__WHAT YOU SHOULD DO__
Count the lines in the data below where the string "colocar" occurs, please, and give the number alone.

__PROVIDED DATA__
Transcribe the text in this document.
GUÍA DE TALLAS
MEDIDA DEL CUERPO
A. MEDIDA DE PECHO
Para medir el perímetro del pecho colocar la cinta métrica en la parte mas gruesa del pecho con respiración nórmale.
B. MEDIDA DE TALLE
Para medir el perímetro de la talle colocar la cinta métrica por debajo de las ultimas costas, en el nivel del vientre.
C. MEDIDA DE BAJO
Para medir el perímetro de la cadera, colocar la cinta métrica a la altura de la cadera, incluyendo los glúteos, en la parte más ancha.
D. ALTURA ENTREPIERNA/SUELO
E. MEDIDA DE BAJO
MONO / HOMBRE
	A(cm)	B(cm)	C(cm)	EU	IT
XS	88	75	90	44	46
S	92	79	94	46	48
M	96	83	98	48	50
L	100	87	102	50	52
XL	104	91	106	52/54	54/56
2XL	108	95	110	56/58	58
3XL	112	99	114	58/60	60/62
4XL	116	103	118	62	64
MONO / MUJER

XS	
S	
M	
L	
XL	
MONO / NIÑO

__EXERCISE ANSWER__
3